==== Records shown ====

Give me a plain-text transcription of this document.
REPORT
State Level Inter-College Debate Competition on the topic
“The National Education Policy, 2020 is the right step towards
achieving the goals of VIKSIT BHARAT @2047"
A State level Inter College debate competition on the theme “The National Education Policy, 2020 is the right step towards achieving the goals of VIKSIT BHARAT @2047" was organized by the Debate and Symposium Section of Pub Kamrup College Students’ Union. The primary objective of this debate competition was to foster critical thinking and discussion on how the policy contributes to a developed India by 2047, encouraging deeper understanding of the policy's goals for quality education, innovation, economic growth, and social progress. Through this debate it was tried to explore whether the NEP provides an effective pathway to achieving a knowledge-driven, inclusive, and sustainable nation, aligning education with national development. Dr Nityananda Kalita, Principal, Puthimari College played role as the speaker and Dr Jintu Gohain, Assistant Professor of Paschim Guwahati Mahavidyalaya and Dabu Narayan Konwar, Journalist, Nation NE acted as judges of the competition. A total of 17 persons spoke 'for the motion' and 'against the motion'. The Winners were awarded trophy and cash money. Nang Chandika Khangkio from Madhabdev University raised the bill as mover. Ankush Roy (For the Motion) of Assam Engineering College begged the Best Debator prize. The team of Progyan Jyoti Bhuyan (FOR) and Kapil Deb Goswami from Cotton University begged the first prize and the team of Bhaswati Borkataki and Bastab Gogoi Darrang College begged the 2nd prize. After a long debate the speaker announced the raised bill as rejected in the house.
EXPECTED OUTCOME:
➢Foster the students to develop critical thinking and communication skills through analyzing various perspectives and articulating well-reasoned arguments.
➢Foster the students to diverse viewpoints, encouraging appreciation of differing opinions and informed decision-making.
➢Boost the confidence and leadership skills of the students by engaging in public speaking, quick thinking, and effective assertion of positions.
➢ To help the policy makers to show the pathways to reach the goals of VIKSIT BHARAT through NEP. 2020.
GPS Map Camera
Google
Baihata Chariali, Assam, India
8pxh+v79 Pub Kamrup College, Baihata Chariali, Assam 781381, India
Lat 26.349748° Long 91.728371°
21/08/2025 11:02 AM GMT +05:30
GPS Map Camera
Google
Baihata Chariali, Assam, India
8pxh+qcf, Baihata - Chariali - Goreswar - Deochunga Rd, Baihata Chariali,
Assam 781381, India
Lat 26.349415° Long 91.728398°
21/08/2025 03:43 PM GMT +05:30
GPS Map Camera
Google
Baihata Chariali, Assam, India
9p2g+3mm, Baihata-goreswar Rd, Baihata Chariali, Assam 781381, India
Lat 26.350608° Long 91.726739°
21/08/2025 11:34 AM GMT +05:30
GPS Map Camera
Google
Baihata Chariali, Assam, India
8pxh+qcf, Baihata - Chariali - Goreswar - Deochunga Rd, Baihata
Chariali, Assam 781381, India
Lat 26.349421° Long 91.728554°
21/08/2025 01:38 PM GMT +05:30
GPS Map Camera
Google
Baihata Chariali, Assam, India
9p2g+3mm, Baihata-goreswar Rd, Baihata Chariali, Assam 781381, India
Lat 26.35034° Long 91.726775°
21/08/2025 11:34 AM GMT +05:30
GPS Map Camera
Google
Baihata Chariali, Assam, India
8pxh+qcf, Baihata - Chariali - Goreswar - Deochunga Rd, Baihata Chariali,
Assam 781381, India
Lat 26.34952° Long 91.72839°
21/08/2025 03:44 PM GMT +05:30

====

Brief
Copy out all of the records shown above exactly.

Answer to this exercise
Give me a plain-text transcription of this document.
REPORT
State Level Inter-College Debate Competition on the topic
“The National Education Policy, 2020 is the right step towards
achieving the goals of VIKSIT BHARAT @2047"
A State level Inter College debate competition on the theme “The National Education Policy, 2020 is the right step towards achieving the goals of VIKSIT BHARAT @2047" was organized by the Debate and Symposium Section of Pub Kamrup College Students’ Union. The primary objective of this debate competition was to foster critical thinking and discussion on how the policy contributes to a developed India by 2047, encouraging deeper understanding of the policy's goals for quality education, innovation, economic growth, and social progress. Through this debate it was tried to explore whether the NEP provides an effective pathway to achieving a knowledge-driven, inclusive, and sustainable nation, aligning education with national development. Dr Nityananda Kalita, Principal, Puthimari College played role as the speaker and Dr Jintu Gohain, Assistant Professor of Paschim Guwahati Mahavidyalaya and Dabu Narayan Konwar, Journalist, Nation NE acted as judges of the competition. A total of 17 persons spoke 'for the motion' and 'against the motion'. The Winners were awarded trophy and cash money. Nang Chandika Khangkio from Madhabdev University raised the bill as mover. Ankush Roy (For the Motion) of Assam Engineering College begged the Best Debator prize. The team of Progyan Jyoti Bhuyan (FOR) and Kapil Deb Goswami from Cotton University begged the first prize and the team of Bhaswati Borkataki and Bastab Gogoi Darrang College begged the 2nd prize. After a long debate the speaker announced the raised bill as rejected in the house.
EXPECTED OUTCOME:
➢Foster the students to develop critical thinking and communication skills through analyzing various perspectives and articulating well-reasoned arguments.
➢Foster the students to diverse viewpoints, encouraging appreciation of differing opinions and informed decision-making.
➢Boost the confidence and leadership skills of the students by engaging in public speaking, quick thinking, and effective assertion of positions.
➢ To help the policy makers to show the pathways to reach the goals of VIKSIT BHARAT through NEP. 2020.
GPS Map Camera
Google
Baihata Chariali, Assam, India
8pxh+v79 Pub Kamrup College, Baihata Chariali, Assam 781381, India
Lat 26.349748° Long 91.728371°
21/08/2025 11:02 AM GMT +05:30
GPS Map Camera
Google
Baihata Chariali, Assam, India
8pxh+qcf, Baihata - Chariali - Goreswar - Deochunga Rd, Baihata Chariali,
Assam 781381, India
Lat 26.349415° Long 91.728398°
21/08/2025 03:43 PM GMT +05:30
GPS Map Camera
Google
Baihata Chariali, Assam, India
9p2g+3mm, Baihata-goreswar Rd, Baihata Chariali, Assam 781381, India
Lat 26.350608° Long 91.726739°
21/08/2025 11:34 AM GMT +05:30
GPS Map Camera
Google
Baihata Chariali, Assam, India
8pxh+qcf, Baihata - Chariali - Goreswar - Deochunga Rd, Baihata
Chariali, Assam 781381, India
Lat 26.349421° Long 91.728554°
21/08/2025 01:38 PM GMT +05:30
GPS Map Camera
Google
Baihata Chariali, Assam, India
9p2g+3mm, Baihata-goreswar Rd, Baihata Chariali, Assam 781381, India
Lat 26.35034° Long 91.726775°
21/08/2025 11:34 AM GMT +05:30
GPS Map Camera
Google
Baihata Chariali, Assam, India
8pxh+qcf, Baihata - Chariali - Goreswar - Deochunga Rd, Baihata Chariali,
Assam 781381, India
Lat 26.34952° Long 91.72839°
21/08/2025 03:44 PM GMT +05:30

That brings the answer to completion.